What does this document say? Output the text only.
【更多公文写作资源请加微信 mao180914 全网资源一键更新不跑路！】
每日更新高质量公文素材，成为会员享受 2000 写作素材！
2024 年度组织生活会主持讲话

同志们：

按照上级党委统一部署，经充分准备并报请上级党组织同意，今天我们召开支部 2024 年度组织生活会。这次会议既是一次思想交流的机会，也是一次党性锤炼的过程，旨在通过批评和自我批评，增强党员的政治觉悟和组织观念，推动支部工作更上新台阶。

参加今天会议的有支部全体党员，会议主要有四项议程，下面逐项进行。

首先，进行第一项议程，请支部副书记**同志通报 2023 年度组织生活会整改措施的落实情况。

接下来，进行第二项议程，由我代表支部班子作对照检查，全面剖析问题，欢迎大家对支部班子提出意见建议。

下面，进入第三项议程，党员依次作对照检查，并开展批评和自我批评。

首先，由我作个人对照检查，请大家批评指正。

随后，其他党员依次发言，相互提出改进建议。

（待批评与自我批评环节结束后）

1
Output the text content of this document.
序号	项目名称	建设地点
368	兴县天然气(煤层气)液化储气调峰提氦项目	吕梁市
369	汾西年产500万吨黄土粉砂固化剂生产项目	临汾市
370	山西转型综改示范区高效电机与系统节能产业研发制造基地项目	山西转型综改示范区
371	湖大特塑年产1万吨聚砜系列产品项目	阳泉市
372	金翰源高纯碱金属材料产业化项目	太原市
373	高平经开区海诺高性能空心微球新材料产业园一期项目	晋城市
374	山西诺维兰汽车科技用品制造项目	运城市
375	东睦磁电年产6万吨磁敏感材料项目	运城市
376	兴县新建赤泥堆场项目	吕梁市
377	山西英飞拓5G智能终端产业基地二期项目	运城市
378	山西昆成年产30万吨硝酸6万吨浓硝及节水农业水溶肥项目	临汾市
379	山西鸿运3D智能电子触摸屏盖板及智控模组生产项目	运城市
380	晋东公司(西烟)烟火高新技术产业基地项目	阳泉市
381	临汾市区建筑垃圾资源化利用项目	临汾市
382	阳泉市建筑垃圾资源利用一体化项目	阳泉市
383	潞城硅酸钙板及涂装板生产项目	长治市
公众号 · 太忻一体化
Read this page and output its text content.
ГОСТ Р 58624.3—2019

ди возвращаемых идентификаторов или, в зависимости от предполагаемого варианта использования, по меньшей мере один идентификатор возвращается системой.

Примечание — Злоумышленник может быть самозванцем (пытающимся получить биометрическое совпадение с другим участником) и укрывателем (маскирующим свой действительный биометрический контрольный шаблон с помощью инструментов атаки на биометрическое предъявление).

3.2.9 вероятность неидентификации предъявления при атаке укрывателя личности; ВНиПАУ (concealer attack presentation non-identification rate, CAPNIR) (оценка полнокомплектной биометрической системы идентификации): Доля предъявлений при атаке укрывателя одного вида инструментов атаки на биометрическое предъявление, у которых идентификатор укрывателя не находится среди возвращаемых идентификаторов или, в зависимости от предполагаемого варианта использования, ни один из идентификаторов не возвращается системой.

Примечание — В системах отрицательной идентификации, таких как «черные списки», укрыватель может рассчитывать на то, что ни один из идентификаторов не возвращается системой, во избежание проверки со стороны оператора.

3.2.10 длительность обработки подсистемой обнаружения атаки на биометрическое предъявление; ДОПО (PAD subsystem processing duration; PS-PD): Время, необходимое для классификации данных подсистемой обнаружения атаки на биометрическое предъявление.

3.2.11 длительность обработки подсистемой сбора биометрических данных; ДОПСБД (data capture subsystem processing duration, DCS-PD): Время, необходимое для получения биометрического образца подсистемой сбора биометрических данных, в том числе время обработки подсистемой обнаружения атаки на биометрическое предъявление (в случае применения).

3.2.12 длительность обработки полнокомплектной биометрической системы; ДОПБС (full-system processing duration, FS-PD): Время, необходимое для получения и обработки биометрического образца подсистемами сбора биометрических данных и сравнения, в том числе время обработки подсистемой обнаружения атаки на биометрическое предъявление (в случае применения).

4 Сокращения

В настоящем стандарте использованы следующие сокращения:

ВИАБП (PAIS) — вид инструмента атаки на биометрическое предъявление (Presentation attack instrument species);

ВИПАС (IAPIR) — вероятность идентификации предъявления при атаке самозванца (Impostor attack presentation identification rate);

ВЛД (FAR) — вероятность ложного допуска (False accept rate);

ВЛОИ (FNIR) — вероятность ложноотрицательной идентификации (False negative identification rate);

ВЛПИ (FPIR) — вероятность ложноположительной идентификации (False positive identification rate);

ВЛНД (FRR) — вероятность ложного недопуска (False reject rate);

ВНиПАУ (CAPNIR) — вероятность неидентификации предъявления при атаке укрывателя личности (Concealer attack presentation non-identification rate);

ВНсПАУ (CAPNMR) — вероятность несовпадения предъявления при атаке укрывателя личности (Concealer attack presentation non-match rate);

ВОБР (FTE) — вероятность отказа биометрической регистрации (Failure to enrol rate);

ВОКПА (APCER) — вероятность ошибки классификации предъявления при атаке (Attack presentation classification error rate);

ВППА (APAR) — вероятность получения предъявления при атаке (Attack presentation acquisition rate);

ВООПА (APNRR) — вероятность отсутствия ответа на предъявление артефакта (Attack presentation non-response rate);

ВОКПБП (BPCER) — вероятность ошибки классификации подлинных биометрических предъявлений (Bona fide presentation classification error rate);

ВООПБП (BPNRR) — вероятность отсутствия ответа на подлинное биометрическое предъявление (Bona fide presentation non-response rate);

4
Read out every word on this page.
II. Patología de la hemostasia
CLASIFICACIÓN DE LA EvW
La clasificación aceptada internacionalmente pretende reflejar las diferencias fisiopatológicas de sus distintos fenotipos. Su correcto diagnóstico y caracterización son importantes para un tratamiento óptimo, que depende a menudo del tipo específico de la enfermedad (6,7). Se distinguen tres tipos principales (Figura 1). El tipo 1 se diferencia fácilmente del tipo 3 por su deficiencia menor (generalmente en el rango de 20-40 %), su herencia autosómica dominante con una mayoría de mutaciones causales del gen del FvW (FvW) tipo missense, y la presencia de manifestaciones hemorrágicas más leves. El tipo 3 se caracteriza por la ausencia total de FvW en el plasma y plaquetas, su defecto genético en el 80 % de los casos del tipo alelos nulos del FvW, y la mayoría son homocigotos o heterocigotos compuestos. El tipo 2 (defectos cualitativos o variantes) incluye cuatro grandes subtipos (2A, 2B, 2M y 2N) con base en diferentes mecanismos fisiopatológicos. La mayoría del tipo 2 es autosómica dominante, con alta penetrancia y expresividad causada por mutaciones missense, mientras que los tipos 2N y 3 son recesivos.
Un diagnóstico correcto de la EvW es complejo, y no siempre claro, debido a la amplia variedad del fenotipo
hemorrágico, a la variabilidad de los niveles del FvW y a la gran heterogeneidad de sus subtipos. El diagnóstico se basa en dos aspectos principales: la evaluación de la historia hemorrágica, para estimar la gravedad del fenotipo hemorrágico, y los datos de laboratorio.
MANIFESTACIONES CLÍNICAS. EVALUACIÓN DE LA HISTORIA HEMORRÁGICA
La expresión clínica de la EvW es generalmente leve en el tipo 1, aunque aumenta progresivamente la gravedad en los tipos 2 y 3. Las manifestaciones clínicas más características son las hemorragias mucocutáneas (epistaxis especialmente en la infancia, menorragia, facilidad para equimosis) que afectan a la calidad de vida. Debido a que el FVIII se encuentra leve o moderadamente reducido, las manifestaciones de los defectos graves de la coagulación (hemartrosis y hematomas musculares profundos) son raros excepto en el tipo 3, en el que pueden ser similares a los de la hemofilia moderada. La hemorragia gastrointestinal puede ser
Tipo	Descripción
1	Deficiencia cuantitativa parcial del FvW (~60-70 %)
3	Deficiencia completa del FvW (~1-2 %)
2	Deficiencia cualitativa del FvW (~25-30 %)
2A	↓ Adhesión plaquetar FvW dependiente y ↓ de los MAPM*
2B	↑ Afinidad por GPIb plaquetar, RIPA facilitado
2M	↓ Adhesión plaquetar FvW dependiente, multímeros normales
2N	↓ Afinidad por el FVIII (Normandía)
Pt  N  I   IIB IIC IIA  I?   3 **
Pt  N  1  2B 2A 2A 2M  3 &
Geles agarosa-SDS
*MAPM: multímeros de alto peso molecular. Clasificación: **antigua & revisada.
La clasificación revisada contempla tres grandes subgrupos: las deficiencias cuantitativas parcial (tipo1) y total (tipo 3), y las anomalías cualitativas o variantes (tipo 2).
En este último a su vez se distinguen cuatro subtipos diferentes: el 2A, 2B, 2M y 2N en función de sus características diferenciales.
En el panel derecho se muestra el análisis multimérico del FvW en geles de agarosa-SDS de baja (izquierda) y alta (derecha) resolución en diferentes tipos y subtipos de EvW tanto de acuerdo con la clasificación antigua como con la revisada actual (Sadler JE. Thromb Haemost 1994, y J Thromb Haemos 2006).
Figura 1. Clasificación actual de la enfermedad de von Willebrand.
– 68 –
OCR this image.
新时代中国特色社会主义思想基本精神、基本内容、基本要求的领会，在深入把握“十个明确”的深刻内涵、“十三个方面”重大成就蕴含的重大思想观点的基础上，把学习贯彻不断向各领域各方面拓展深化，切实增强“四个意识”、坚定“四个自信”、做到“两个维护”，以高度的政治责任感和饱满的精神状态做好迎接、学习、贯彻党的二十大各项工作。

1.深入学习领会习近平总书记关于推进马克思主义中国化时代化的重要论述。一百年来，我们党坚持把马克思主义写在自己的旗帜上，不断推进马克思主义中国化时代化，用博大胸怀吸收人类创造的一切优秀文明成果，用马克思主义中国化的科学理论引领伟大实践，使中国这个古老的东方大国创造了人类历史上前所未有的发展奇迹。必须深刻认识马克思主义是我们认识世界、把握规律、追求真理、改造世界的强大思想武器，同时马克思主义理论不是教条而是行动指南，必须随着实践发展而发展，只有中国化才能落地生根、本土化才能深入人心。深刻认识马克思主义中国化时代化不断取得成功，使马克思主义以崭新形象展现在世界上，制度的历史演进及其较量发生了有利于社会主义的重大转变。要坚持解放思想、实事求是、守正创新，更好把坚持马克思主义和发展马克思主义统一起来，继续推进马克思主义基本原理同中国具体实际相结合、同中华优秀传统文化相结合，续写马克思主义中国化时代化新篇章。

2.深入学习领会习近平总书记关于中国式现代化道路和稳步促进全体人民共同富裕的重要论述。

▸ Exercise task
Count the lines in the records above that contain the word "MAPM", and give only that number.

▸ Task answer
2